>> START
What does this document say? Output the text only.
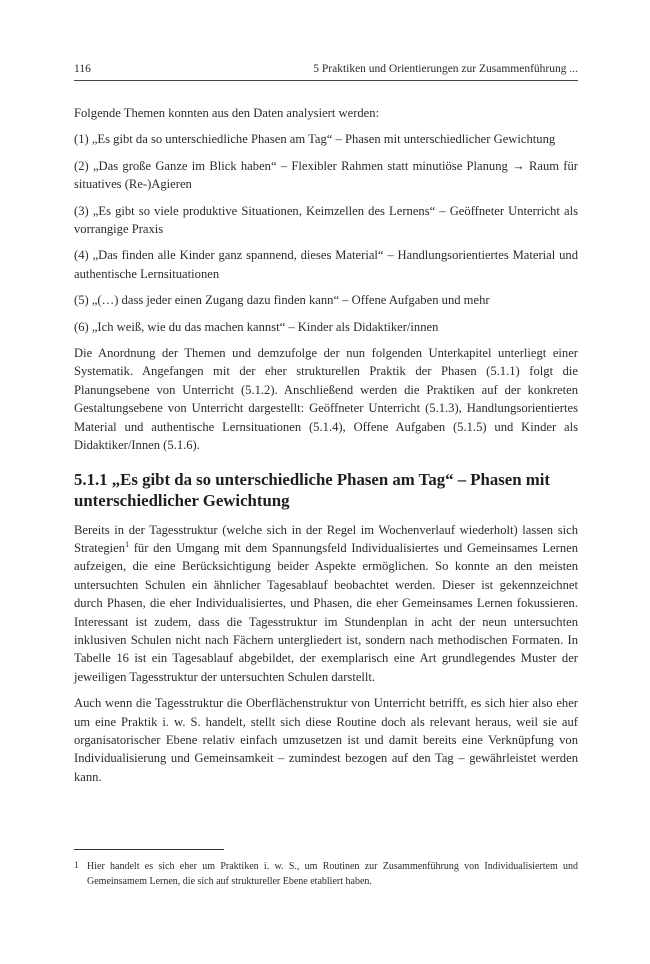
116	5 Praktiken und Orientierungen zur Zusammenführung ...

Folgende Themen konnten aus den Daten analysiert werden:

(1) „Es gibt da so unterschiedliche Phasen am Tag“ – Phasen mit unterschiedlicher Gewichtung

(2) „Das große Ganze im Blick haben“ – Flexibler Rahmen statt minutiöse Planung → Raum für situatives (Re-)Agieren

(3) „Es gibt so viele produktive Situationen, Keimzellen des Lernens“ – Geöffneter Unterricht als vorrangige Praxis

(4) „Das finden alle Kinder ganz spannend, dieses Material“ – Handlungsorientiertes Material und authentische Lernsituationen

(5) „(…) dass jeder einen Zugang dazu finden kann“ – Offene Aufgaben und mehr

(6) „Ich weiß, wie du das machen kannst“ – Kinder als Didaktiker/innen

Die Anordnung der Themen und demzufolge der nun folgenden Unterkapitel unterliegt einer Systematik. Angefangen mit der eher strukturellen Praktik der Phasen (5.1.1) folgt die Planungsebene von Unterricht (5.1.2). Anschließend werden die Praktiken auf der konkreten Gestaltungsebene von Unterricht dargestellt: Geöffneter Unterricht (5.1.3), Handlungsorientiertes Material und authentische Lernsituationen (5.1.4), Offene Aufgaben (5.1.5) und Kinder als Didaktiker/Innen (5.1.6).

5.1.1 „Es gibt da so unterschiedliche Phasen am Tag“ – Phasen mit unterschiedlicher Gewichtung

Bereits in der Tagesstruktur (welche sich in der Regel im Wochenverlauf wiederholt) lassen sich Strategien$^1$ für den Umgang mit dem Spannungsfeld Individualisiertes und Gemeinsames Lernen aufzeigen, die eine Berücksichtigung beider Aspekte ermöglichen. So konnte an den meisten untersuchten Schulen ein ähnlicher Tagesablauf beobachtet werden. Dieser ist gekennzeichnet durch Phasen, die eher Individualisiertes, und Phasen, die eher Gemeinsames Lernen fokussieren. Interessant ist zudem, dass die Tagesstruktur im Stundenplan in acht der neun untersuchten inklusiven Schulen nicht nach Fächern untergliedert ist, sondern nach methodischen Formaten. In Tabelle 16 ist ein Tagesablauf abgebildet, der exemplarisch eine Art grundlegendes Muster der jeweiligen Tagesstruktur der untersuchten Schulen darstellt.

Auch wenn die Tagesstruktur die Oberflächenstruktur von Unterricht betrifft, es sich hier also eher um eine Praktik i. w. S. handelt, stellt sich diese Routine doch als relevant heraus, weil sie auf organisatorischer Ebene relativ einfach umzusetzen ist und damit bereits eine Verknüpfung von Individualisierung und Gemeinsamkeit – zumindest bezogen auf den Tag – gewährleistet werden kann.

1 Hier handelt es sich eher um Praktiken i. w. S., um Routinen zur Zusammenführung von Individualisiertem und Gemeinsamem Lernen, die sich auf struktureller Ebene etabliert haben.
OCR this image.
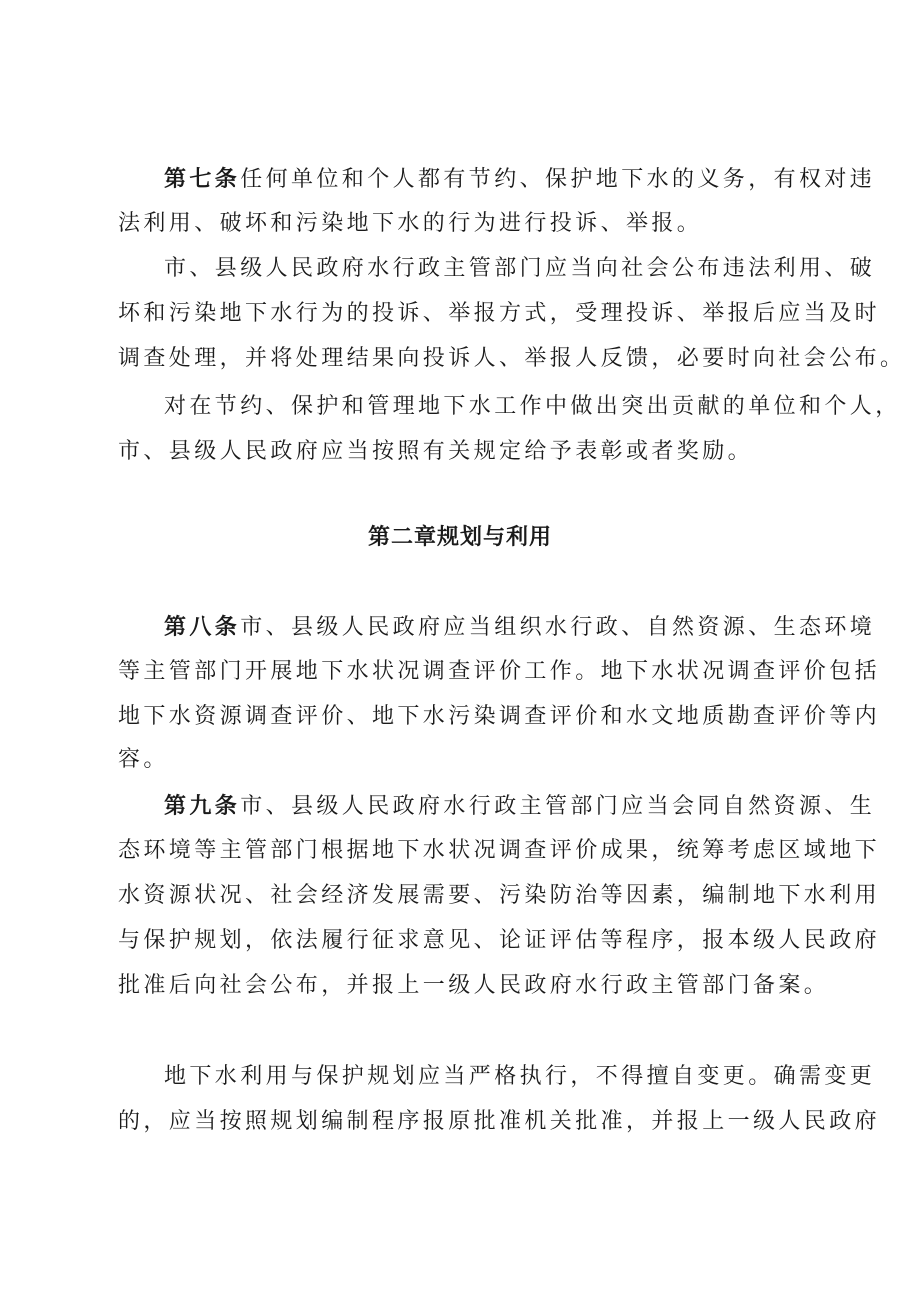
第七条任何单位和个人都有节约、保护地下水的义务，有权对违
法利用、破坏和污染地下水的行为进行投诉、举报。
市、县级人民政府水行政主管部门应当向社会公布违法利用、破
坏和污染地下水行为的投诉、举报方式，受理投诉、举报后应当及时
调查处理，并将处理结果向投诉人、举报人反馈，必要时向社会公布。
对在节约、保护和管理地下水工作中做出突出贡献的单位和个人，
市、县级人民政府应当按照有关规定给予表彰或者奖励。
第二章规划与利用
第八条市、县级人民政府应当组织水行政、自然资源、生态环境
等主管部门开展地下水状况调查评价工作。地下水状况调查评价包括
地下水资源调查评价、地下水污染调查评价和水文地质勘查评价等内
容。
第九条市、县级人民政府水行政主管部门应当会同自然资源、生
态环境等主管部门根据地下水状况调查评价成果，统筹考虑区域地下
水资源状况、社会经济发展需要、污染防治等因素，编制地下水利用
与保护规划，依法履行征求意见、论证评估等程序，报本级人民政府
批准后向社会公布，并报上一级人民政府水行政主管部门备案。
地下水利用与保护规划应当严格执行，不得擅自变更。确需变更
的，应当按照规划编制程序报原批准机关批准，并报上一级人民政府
>> END
>> START
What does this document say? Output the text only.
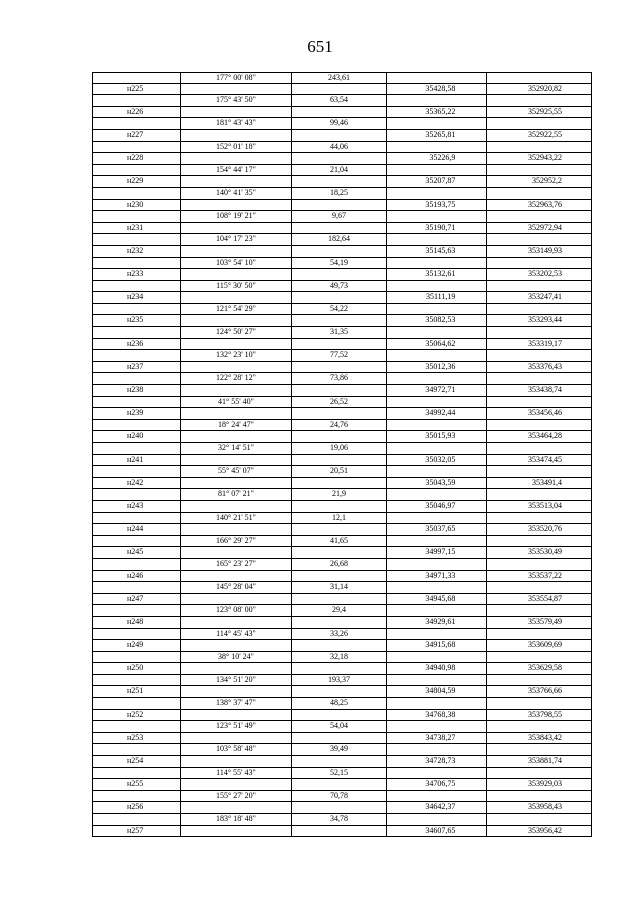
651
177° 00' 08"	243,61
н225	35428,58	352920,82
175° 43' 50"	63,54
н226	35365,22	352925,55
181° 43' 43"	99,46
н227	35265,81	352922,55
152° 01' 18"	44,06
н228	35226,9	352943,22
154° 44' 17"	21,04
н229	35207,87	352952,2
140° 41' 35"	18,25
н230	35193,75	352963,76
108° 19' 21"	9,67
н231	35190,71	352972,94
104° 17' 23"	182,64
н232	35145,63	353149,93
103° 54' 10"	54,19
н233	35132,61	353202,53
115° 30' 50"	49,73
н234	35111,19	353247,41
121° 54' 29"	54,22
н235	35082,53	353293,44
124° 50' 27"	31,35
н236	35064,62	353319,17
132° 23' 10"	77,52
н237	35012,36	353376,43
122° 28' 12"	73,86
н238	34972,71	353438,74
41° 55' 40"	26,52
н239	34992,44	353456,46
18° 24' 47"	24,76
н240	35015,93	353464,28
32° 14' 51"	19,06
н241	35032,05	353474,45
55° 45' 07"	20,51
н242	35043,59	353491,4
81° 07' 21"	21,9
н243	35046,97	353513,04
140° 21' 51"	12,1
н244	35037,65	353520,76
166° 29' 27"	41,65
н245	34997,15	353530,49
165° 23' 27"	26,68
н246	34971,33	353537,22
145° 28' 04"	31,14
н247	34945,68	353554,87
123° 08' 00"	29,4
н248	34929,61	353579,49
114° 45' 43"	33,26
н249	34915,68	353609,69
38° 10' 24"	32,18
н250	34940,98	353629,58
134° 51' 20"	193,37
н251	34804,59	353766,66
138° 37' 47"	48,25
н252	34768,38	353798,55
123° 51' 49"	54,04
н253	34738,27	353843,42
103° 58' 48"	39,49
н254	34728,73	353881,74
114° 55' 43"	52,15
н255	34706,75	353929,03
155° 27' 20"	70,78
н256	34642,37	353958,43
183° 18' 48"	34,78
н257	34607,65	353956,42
>> END
>> START
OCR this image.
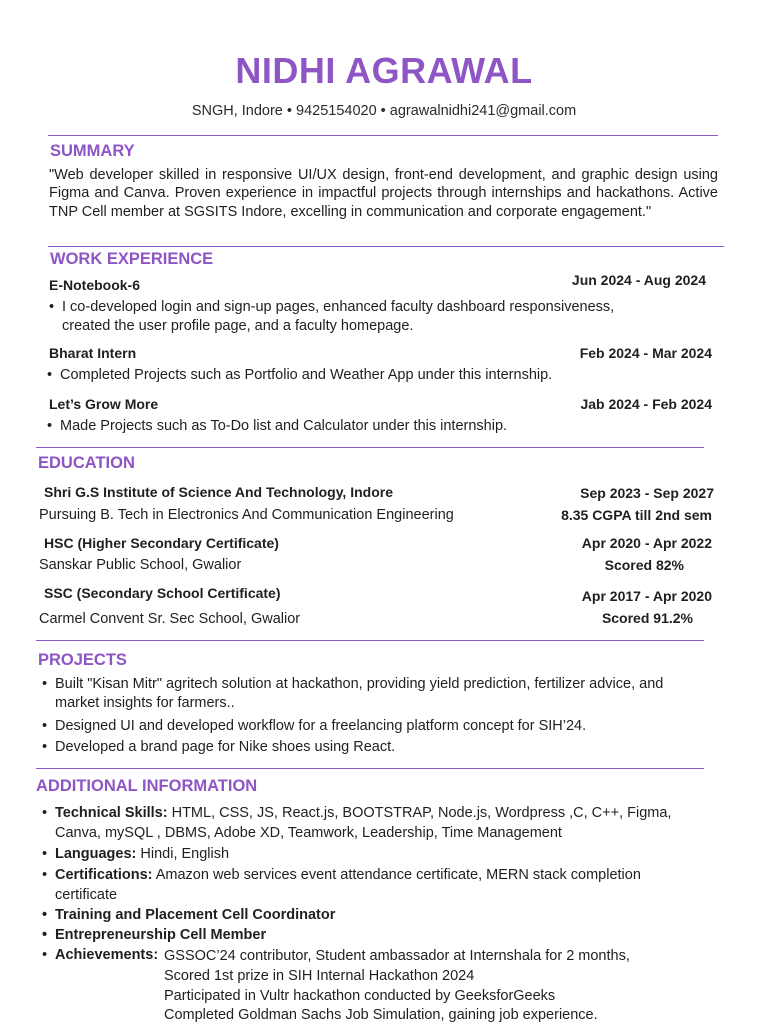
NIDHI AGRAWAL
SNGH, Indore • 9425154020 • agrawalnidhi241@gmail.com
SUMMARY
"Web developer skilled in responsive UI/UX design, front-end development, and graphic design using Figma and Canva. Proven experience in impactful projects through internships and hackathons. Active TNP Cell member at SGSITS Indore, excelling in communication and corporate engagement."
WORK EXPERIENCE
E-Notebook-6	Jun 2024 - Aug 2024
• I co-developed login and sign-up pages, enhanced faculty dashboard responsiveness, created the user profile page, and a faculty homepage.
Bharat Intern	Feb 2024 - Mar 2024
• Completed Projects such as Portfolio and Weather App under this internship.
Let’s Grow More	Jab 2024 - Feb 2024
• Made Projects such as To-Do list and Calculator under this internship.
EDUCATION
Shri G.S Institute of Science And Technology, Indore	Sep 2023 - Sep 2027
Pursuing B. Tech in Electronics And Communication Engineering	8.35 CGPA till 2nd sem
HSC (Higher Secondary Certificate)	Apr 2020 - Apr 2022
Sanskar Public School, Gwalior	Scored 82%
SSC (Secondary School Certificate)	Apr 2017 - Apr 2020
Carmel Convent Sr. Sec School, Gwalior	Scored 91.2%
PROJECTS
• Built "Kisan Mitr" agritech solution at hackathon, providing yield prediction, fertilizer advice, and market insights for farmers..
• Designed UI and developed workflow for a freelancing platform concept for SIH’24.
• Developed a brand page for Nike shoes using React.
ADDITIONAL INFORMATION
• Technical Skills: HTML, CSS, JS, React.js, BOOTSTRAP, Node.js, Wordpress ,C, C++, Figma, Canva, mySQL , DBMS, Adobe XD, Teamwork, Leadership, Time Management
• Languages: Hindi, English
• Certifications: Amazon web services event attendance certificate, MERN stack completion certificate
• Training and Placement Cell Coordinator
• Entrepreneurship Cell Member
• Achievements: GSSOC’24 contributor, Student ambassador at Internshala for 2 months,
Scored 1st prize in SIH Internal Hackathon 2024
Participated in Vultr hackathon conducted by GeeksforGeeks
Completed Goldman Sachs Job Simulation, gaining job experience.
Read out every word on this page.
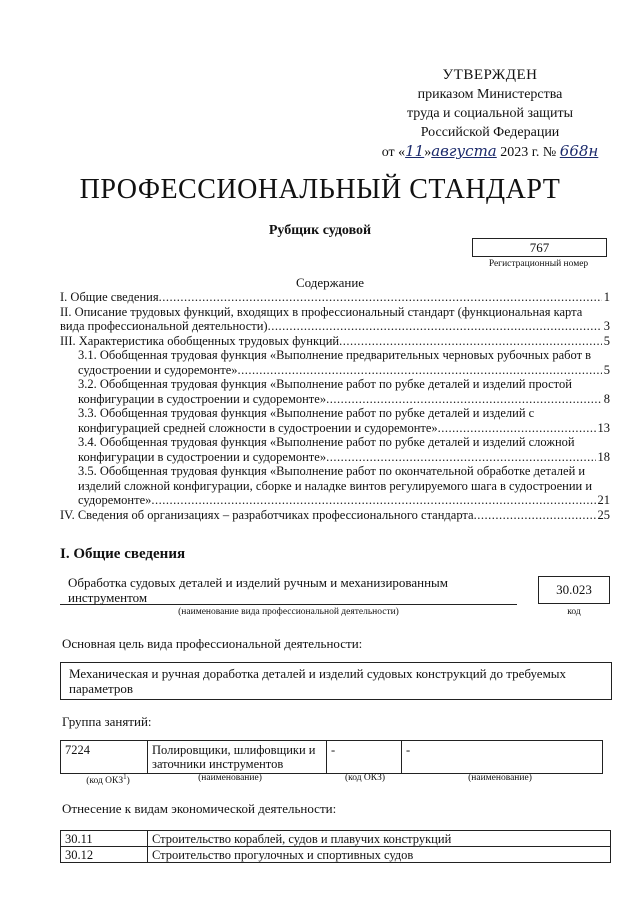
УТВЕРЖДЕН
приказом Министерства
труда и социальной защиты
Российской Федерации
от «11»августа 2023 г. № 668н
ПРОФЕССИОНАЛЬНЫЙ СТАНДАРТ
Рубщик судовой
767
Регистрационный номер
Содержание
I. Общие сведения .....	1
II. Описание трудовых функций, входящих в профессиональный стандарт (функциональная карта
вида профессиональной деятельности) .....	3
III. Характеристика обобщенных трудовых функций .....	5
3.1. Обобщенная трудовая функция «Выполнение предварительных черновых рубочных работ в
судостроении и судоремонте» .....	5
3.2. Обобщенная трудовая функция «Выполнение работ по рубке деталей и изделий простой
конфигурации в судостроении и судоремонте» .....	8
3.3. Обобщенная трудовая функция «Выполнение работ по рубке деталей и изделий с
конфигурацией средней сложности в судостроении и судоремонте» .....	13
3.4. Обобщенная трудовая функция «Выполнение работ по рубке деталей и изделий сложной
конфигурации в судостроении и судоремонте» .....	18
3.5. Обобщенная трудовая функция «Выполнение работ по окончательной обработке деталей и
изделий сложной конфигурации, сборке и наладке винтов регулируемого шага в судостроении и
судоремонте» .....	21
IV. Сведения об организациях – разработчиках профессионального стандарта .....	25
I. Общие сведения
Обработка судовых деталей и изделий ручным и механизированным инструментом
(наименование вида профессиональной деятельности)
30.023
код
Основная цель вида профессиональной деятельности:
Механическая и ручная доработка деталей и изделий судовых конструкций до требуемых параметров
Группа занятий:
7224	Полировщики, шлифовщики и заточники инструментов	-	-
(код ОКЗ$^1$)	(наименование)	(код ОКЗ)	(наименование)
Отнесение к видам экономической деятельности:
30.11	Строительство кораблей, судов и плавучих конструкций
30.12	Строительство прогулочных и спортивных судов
>> END
Work required: Copy every line in the entries above that has the string "деталей" in it.

Expected answer:
3.2. Обобщенная трудовая функция «Выполнение работ по рубке деталей и изделий простой
3.3. Обобщенная трудовая функция «Выполнение работ по рубке деталей и изделий с
3.4. Обобщенная трудовая функция «Выполнение работ по рубке деталей и изделий сложной
3.5. Обобщенная трудовая функция «Выполнение работ по окончательной обработке деталей и
Обработка судовых деталей и изделий ручным и механизированным инструментом
Механическая и ручная доработка деталей и изделий судовых конструкций до требуемых параметров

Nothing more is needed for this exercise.